Write out all of the material again, substituting "x-axis-tick" for every "x-tick-label" and changing nothing else.

Records taken from a collection:
===============

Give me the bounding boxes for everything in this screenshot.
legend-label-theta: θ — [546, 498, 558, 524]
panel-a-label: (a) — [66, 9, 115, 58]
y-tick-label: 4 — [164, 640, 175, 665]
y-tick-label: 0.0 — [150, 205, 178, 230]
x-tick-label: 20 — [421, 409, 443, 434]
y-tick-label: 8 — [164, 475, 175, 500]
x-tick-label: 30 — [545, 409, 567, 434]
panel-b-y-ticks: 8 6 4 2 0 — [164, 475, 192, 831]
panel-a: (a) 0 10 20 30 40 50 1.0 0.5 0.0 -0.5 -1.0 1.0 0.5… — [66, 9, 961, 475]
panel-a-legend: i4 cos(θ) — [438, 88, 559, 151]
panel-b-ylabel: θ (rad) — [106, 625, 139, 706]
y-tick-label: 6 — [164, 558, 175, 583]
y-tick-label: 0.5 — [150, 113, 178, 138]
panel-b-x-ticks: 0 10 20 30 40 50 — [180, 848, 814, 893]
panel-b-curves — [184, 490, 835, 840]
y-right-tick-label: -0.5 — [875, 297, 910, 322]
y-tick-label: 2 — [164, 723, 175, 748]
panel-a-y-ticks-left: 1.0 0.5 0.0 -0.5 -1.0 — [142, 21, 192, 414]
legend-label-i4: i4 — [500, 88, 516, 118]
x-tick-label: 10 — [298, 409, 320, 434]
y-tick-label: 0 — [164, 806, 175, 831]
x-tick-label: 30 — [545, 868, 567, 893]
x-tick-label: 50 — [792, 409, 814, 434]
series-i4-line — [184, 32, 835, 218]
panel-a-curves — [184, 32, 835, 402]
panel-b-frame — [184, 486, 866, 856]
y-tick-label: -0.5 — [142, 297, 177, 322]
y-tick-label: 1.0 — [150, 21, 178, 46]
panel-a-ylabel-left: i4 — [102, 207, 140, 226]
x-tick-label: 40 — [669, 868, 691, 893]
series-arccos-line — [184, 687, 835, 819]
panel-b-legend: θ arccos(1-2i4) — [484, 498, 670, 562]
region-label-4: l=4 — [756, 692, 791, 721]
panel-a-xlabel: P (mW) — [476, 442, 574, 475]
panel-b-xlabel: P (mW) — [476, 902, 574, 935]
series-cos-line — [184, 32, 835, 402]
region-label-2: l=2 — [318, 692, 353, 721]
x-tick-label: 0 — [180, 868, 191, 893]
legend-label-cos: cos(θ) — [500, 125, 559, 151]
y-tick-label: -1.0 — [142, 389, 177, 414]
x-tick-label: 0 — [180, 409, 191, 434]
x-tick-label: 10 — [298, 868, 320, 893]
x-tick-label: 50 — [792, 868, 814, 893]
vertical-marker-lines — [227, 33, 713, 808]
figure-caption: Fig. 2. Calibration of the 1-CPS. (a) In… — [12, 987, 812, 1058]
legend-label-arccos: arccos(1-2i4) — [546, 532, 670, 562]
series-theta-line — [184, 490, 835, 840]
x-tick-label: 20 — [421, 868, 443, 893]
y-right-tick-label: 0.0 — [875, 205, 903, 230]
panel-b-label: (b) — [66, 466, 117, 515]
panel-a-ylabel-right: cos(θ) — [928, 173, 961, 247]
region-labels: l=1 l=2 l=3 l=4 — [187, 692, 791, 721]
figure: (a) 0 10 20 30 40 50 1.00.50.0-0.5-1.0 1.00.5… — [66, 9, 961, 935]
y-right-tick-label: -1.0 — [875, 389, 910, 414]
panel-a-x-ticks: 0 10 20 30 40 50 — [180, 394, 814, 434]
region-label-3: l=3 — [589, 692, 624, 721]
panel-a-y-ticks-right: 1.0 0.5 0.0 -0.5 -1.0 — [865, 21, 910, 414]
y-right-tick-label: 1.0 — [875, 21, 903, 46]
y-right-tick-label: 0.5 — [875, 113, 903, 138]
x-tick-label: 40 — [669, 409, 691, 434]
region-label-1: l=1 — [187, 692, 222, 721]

===============

• TASK OUTPUT:
Give me the bounding boxes for everything in this screenshot.
legend-label-theta: θ — [546, 498, 558, 524]
panel-a-label: (a) — [66, 9, 115, 58]
y-tick-label: 4 — [164, 640, 175, 665]
y-tick-label: 0.0 — [150, 205, 178, 230]
x-axis-tick: 20 — [421, 409, 443, 434]
y-tick-label: 8 — [164, 475, 175, 500]
x-axis-tick: 30 — [545, 409, 567, 434]
panel-b-y-ticks: 8 6 4 2 0 — [164, 475, 192, 831]
panel-a: (a) 0 10 20 30 40 50 1.0 0.5 0.0 -0.5 -1.0 1.0 0.5… — [66, 9, 961, 475]
panel-a-legend: i4 cos(θ) — [438, 88, 559, 151]
panel-b-ylabel: θ (rad) — [106, 625, 139, 706]
y-tick-label: 6 — [164, 558, 175, 583]
y-tick-label: 0.5 — [150, 113, 178, 138]
panel-b-x-ticks: 0 10 20 30 40 50 — [180, 848, 814, 893]
panel-b-curves — [184, 490, 835, 840]
y-right-tick-label: -0.5 — [875, 297, 910, 322]
y-tick-label: 2 — [164, 723, 175, 748]
panel-a-y-ticks-left: 1.0 0.5 0.0 -0.5 -1.0 — [142, 21, 192, 414]
legend-label-i4: i4 — [500, 88, 516, 118]
x-axis-tick: 10 — [298, 409, 320, 434]
y-tick-label: 0 — [164, 806, 175, 831]
x-axis-tick: 30 — [545, 868, 567, 893]
x-axis-tick: 50 — [792, 409, 814, 434]
series-i4-line — [184, 32, 835, 218]
panel-a-curves — [184, 32, 835, 402]
panel-b-frame — [184, 486, 866, 856]
y-tick-label: -0.5 — [142, 297, 177, 322]
y-tick-label: 1.0 — [150, 21, 178, 46]
panel-a-ylabel-left: i4 — [102, 207, 140, 226]
x-axis-tick: 40 — [669, 868, 691, 893]
series-arccos-line — [184, 687, 835, 819]
panel-b-legend: θ arccos(1-2i4) — [484, 498, 670, 562]
region-label-4: l=4 — [756, 692, 791, 721]
panel-a-xlabel: P (mW) — [476, 442, 574, 475]
panel-b-xlabel: P (mW) — [476, 902, 574, 935]
series-cos-line — [184, 32, 835, 402]
region-label-2: l=2 — [318, 692, 353, 721]
x-axis-tick: 0 — [180, 868, 191, 893]
legend-label-cos: cos(θ) — [500, 125, 559, 151]
y-tick-label: -1.0 — [142, 389, 177, 414]
x-axis-tick: 0 — [180, 409, 191, 434]
x-axis-tick: 10 — [298, 868, 320, 893]
x-axis-tick: 50 — [792, 868, 814, 893]
vertical-marker-lines — [227, 33, 713, 808]
figure-caption: Fig. 2. Calibration of the 1-CPS. (a) In… — [12, 987, 812, 1058]
legend-label-arccos: arccos(1-2i4) — [546, 532, 670, 562]
series-theta-line — [184, 490, 835, 840]
x-axis-tick: 20 — [421, 868, 443, 893]
y-right-tick-label: 0.0 — [875, 205, 903, 230]
panel-b-label: (b) — [66, 466, 117, 515]
panel-a-ylabel-right: cos(θ) — [928, 173, 961, 247]
region-labels: l=1 l=2 l=3 l=4 — [187, 692, 791, 721]
figure: (a) 0 10 20 30 40 50 1.00.50.0-0.5-1.0 1.00.5… — [66, 9, 961, 935]
y-right-tick-label: -1.0 — [875, 389, 910, 414]
panel-a-x-ticks: 0 10 20 30 40 50 — [180, 394, 814, 434]
region-label-3: l=3 — [589, 692, 624, 721]
panel-a-y-ticks-right: 1.0 0.5 0.0 -0.5 -1.0 — [865, 21, 910, 414]
y-right-tick-label: 1.0 — [875, 21, 903, 46]
y-right-tick-label: 0.5 — [875, 113, 903, 138]
x-axis-tick: 40 — [669, 409, 691, 434]
region-label-1: l=1 — [187, 692, 222, 721]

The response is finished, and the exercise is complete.